→ STATED TASK
Each line that follows is to be retyped exactly.

[Dataset records]
——

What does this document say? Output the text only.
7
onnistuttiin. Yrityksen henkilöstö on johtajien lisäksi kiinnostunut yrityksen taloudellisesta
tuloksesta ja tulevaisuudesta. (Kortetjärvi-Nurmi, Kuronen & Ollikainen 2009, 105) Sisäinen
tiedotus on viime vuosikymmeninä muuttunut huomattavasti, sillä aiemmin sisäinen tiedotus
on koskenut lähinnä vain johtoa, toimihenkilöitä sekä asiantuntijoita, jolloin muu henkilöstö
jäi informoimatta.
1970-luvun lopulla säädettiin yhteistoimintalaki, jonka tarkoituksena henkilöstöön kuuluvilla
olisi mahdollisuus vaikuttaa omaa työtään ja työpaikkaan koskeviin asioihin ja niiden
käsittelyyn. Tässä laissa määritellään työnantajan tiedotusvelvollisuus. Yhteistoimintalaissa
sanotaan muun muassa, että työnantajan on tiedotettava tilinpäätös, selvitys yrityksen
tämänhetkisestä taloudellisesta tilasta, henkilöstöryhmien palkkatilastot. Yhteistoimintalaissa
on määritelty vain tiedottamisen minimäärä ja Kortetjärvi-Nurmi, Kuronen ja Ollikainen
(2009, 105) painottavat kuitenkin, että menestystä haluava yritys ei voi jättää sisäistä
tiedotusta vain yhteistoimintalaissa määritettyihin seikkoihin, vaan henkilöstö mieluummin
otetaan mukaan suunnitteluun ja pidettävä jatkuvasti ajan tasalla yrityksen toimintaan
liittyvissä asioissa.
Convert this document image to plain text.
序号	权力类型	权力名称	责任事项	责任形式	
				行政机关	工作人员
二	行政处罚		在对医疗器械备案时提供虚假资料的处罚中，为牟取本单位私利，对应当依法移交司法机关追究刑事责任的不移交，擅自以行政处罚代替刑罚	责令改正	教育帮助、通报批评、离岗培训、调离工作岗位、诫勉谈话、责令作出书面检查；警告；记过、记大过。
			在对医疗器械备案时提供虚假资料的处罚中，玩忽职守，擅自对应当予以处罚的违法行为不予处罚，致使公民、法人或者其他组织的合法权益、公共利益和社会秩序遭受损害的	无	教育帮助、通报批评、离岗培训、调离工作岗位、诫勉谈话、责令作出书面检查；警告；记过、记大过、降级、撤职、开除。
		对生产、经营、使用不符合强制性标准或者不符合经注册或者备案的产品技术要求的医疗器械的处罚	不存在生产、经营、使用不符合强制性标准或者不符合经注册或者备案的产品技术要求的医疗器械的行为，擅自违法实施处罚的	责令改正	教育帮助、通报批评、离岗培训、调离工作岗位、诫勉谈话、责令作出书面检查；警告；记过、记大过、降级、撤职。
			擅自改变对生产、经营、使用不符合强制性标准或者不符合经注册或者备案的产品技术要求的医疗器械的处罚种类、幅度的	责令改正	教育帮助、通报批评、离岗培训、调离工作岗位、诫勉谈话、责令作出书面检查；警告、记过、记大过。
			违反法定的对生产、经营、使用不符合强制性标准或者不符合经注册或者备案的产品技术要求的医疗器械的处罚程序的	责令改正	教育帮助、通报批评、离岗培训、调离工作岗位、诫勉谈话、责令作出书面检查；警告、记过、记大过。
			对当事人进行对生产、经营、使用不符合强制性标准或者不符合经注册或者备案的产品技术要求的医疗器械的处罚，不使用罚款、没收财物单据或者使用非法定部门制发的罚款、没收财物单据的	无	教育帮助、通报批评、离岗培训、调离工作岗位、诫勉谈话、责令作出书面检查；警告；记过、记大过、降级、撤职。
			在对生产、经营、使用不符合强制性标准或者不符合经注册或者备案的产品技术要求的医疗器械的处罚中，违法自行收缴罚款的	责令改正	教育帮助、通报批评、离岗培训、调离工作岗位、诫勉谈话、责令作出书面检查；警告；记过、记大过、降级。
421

——

→ EXERCISE OUTPUT
What does this document say? Output the text only.
7
onnistuttiin. Yrityksen henkilöstö on johtajien lisäksi kiinnostunut yrityksen taloudellisesta
tuloksesta ja tulevaisuudesta. (Kortetjärvi-Nurmi, Kuronen & Ollikainen 2009, 105) Sisäinen
tiedotus on viime vuosikymmeninä muuttunut huomattavasti, sillä aiemmin sisäinen tiedotus
on koskenut lähinnä vain johtoa, toimihenkilöitä sekä asiantuntijoita, jolloin muu henkilöstö
jäi informoimatta.
1970-luvun lopulla säädettiin yhteistoimintalaki, jonka tarkoituksena henkilöstöön kuuluvilla
olisi mahdollisuus vaikuttaa omaa työtään ja työpaikkaan koskeviin asioihin ja niiden
käsittelyyn. Tässä laissa määritellään työnantajan tiedotusvelvollisuus. Yhteistoimintalaissa
sanotaan muun muassa, että työnantajan on tiedotettava tilinpäätös, selvitys yrityksen
tämänhetkisestä taloudellisesta tilasta, henkilöstöryhmien palkkatilastot. Yhteistoimintalaissa
on määritelty vain tiedottamisen minimäärä ja Kortetjärvi-Nurmi, Kuronen ja Ollikainen
(2009, 105) painottavat kuitenkin, että menestystä haluava yritys ei voi jättää sisäistä
tiedotusta vain yhteistoimintalaissa määritettyihin seikkoihin, vaan henkilöstö mieluummin
otetaan mukaan suunnitteluun ja pidettävä jatkuvasti ajan tasalla yrityksen toimintaan
liittyvissä asioissa.
Convert this document image to plain text.
序号	权力类型	权力名称	责任事项	责任形式	
				行政机关	工作人员
二	行政处罚		在对医疗器械备案时提供虚假资料的处罚中，为牟取本单位私利，对应当依法移交司法机关追究刑事责任的不移交，擅自以行政处罚代替刑罚	责令改正	教育帮助、通报批评、离岗培训、调离工作岗位、诫勉谈话、责令作出书面检查；警告；记过、记大过。
			在对医疗器械备案时提供虚假资料的处罚中，玩忽职守，擅自对应当予以处罚的违法行为不予处罚，致使公民、法人或者其他组织的合法权益、公共利益和社会秩序遭受损害的	无	教育帮助、通报批评、离岗培训、调离工作岗位、诫勉谈话、责令作出书面检查；警告；记过、记大过、降级、撤职、开除。
		对生产、经营、使用不符合强制性标准或者不符合经注册或者备案的产品技术要求的医疗器械的处罚	不存在生产、经营、使用不符合强制性标准或者不符合经注册或者备案的产品技术要求的医疗器械的行为，擅自违法实施处罚的	责令改正	教育帮助、通报批评、离岗培训、调离工作岗位、诫勉谈话、责令作出书面检查；警告；记过、记大过、降级、撤职。
			擅自改变对生产、经营、使用不符合强制性标准或者不符合经注册或者备案的产品技术要求的医疗器械的处罚种类、幅度的	责令改正	教育帮助、通报批评、离岗培训、调离工作岗位、诫勉谈话、责令作出书面检查；警告、记过、记大过。
			违反法定的对生产、经营、使用不符合强制性标准或者不符合经注册或者备案的产品技术要求的医疗器械的处罚程序的	责令改正	教育帮助、通报批评、离岗培训、调离工作岗位、诫勉谈话、责令作出书面检查；警告、记过、记大过。
			对当事人进行对生产、经营、使用不符合强制性标准或者不符合经注册或者备案的产品技术要求的医疗器械的处罚，不使用罚款、没收财物单据或者使用非法定部门制发的罚款、没收财物单据的	无	教育帮助、通报批评、离岗培训、调离工作岗位、诫勉谈话、责令作出书面检查；警告；记过、记大过、降级、撤职。
			在对生产、经营、使用不符合强制性标准或者不符合经注册或者备案的产品技术要求的医疗器械的处罚中，违法自行收缴罚款的	责令改正	教育帮助、通报批评、离岗培训、调离工作岗位、诫勉谈话、责令作出书面检查；警告；记过、记大过、降级。
421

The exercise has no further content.